Supplied information:
## BEGIN

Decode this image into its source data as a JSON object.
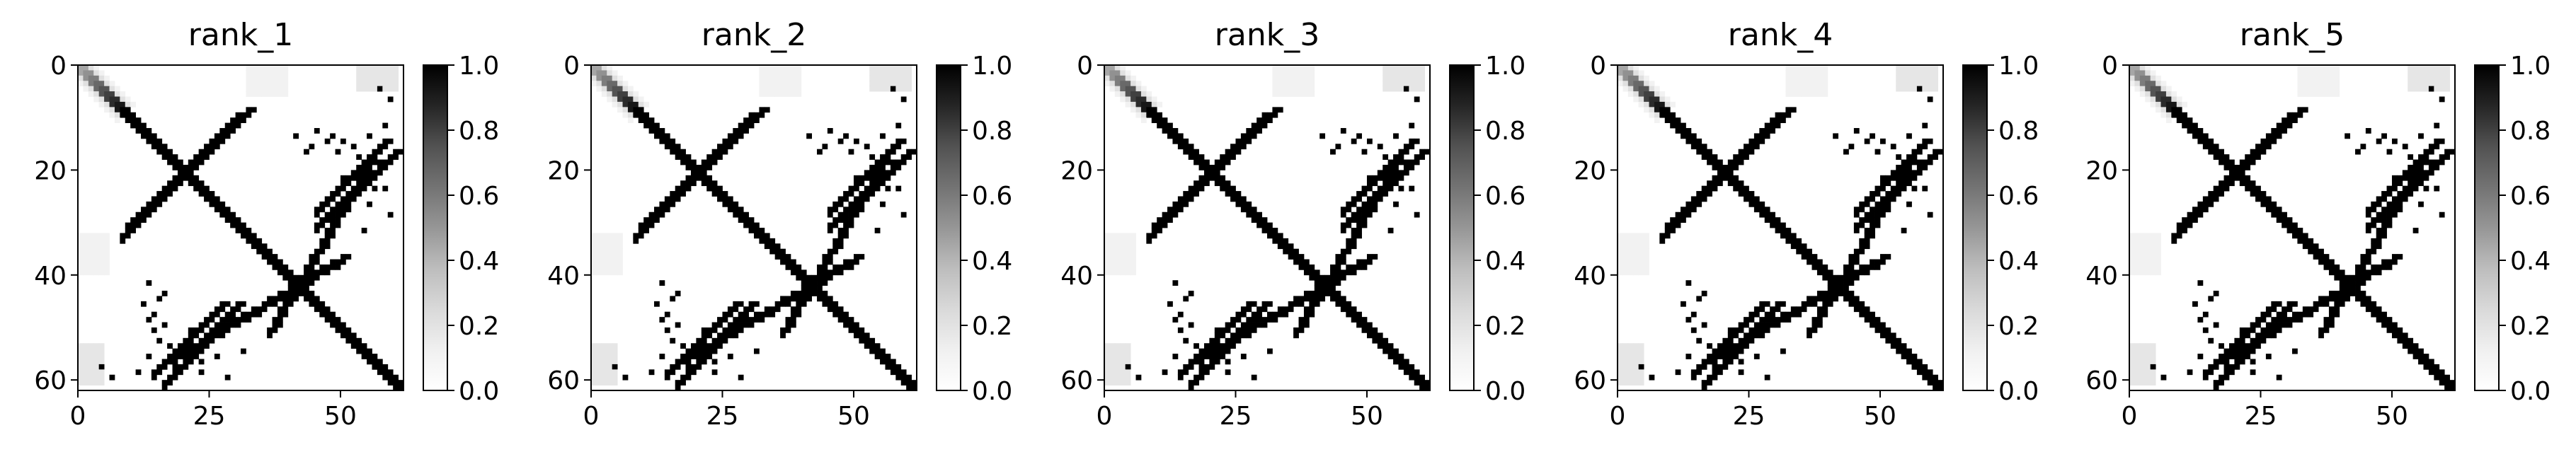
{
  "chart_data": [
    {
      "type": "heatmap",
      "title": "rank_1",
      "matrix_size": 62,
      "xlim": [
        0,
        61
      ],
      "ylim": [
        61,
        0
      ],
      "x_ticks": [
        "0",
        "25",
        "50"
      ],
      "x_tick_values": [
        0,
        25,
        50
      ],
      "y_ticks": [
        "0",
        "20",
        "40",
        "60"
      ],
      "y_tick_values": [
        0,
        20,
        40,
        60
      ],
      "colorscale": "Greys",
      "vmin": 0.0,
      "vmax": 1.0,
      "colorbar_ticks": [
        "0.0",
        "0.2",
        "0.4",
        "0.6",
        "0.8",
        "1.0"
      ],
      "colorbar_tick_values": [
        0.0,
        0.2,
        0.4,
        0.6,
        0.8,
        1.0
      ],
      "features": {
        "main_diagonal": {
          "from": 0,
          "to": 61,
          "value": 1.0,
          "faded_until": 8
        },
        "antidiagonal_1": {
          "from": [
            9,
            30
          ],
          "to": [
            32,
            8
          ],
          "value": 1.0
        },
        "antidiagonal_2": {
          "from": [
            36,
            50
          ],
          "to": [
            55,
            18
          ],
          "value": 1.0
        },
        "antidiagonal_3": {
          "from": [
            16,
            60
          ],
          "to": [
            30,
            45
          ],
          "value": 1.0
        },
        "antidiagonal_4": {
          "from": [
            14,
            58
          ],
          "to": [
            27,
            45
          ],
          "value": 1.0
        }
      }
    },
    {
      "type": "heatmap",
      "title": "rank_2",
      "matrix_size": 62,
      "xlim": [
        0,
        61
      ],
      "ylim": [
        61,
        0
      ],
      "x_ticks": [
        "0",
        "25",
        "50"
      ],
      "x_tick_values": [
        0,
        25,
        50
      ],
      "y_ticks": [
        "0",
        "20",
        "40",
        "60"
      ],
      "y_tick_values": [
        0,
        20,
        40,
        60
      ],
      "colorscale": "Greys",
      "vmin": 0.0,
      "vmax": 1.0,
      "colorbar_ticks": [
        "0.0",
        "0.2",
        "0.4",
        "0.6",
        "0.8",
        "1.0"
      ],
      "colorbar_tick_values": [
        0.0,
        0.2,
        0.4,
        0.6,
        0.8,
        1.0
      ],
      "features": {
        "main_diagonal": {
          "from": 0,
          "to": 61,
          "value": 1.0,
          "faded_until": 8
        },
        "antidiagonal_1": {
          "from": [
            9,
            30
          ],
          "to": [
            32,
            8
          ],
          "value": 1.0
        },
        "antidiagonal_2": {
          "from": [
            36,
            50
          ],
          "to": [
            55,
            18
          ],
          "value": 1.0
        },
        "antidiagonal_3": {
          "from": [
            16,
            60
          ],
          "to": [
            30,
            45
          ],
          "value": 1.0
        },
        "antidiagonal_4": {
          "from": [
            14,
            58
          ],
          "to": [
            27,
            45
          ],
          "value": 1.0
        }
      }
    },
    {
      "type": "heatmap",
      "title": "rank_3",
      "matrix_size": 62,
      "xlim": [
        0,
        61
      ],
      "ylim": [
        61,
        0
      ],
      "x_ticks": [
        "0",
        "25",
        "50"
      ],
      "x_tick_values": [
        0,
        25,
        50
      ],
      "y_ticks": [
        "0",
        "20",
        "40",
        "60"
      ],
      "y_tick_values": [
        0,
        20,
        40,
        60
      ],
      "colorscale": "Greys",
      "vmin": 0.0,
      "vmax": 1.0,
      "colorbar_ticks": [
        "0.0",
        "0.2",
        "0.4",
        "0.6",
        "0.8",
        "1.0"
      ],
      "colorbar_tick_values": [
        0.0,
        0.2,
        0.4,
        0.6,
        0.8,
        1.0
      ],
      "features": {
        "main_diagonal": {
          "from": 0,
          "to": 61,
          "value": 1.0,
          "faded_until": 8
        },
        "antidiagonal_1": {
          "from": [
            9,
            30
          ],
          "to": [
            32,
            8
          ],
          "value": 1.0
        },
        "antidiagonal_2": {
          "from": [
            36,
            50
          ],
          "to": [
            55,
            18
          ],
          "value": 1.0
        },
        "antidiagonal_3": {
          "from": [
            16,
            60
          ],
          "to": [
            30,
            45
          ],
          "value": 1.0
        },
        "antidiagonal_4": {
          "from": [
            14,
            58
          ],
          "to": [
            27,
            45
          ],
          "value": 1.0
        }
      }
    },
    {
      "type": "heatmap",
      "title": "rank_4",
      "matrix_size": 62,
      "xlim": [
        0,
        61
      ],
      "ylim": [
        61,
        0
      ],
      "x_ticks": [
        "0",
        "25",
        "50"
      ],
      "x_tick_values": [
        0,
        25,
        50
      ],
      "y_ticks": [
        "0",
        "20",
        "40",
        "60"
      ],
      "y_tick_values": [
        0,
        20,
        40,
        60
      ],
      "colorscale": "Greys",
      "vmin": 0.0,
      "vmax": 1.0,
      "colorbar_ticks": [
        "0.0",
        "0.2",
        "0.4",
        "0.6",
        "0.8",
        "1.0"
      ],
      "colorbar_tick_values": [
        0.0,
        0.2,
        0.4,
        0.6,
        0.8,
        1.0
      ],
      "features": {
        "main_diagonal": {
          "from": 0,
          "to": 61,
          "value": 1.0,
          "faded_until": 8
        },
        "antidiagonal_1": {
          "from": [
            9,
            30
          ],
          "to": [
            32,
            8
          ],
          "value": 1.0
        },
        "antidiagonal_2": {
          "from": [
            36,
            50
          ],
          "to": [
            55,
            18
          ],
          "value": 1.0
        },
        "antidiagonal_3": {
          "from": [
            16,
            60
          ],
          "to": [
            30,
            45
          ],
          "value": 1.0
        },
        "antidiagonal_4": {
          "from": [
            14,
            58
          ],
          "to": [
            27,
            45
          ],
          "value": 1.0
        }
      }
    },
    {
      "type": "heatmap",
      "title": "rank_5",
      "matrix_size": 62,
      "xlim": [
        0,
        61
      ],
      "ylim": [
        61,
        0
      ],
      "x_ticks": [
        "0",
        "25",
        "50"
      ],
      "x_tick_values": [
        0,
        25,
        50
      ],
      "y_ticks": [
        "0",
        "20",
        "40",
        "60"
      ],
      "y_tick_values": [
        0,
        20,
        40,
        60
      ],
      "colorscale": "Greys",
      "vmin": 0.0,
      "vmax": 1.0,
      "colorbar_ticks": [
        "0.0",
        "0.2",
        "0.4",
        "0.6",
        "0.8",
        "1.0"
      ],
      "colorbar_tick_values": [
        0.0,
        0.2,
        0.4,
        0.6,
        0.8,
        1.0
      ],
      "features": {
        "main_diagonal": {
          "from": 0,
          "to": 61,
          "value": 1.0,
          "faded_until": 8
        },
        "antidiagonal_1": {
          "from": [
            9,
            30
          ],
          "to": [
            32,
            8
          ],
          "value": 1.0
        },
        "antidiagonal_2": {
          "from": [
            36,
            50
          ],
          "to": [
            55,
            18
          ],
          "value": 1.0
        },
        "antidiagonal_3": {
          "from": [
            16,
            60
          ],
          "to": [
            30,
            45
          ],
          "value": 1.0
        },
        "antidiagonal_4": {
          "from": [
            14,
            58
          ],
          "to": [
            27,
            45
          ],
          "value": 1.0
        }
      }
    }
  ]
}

## END
## BEGIN

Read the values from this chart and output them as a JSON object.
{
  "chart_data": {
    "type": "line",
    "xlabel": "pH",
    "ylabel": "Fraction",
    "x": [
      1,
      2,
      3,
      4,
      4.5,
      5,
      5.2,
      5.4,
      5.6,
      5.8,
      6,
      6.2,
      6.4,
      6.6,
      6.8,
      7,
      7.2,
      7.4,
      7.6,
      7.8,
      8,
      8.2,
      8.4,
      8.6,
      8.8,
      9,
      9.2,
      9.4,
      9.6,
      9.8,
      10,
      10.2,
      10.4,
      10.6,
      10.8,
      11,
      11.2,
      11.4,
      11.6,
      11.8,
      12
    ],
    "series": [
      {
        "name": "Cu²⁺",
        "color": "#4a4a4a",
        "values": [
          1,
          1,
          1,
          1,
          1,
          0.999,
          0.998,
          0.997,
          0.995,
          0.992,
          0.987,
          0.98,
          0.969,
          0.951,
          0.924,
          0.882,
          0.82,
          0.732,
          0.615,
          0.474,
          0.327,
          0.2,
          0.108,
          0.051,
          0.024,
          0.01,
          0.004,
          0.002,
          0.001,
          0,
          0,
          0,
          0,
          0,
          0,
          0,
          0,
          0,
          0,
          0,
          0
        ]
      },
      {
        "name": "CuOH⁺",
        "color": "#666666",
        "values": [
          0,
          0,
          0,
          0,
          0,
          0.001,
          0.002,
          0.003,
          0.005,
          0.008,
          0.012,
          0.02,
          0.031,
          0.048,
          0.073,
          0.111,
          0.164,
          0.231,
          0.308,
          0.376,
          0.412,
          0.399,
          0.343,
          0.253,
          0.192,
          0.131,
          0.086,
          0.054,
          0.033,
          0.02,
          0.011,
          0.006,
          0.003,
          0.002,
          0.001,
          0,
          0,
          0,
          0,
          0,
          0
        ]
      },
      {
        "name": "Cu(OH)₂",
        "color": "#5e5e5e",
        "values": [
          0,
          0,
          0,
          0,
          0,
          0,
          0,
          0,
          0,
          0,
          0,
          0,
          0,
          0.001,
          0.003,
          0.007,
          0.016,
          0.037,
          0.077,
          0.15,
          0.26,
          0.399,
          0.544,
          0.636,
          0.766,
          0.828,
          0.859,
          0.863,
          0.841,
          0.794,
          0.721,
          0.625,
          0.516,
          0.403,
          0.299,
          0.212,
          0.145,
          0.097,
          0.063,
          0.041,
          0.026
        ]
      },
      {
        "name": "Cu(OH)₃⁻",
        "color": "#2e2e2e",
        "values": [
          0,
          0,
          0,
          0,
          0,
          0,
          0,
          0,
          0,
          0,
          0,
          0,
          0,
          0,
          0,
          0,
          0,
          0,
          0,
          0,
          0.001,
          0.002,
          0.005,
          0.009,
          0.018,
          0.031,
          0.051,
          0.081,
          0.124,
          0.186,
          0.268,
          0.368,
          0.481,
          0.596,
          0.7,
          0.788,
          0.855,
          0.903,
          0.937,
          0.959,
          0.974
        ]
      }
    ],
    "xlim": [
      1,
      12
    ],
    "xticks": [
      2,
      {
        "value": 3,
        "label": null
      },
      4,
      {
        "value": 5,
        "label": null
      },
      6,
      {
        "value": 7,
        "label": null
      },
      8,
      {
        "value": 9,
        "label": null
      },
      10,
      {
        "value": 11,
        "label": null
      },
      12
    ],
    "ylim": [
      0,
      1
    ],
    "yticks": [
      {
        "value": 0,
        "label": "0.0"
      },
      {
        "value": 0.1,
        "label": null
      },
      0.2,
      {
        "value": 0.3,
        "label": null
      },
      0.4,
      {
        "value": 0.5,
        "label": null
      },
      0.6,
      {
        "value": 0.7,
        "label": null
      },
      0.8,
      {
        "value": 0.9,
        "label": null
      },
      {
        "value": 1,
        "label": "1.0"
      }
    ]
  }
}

## END
## BEGIN

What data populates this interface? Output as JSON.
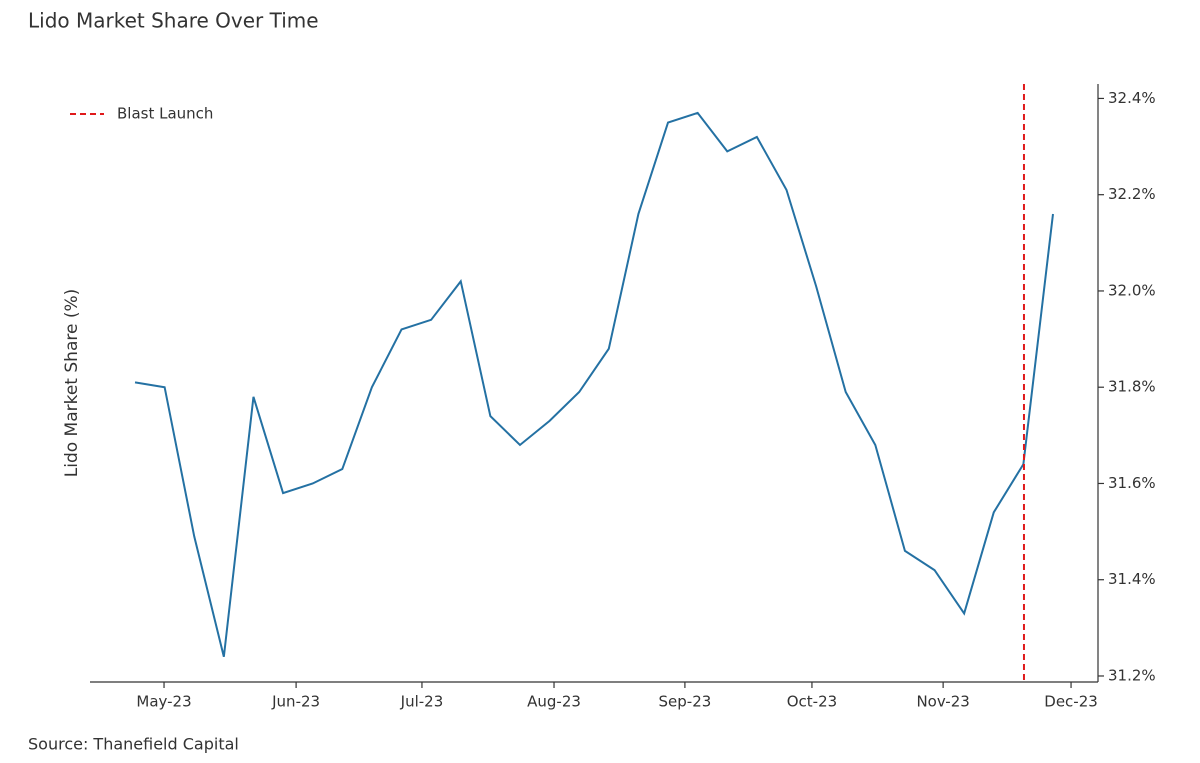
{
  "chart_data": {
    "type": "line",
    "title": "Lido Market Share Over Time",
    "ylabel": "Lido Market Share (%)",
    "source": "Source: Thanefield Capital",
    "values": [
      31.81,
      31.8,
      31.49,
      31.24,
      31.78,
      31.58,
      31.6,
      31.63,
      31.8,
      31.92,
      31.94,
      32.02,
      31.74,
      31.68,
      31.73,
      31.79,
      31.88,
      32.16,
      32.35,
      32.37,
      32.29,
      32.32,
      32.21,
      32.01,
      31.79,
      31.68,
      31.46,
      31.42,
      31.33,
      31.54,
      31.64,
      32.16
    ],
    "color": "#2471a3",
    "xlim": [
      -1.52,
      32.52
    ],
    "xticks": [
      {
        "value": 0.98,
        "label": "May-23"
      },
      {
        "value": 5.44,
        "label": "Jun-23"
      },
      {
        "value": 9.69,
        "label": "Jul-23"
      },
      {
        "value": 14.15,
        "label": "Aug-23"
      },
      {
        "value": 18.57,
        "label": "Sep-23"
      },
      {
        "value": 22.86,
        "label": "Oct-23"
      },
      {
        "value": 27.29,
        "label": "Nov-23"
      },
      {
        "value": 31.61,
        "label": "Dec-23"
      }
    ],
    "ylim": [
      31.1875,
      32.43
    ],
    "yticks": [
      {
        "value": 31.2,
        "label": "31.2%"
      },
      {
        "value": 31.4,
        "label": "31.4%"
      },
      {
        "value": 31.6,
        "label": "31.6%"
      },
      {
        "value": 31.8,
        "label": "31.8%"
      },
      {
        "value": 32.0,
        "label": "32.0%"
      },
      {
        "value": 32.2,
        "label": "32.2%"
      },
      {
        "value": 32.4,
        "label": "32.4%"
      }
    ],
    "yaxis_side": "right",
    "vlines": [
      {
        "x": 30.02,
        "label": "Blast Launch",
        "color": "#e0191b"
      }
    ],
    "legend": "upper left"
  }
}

## END

Do this: Look through the data above. Find each line with the string "source" and copy it.

Problem solution:
Decode this image into its source data as a JSON object.
    "source": "Source: Thanefield Capital",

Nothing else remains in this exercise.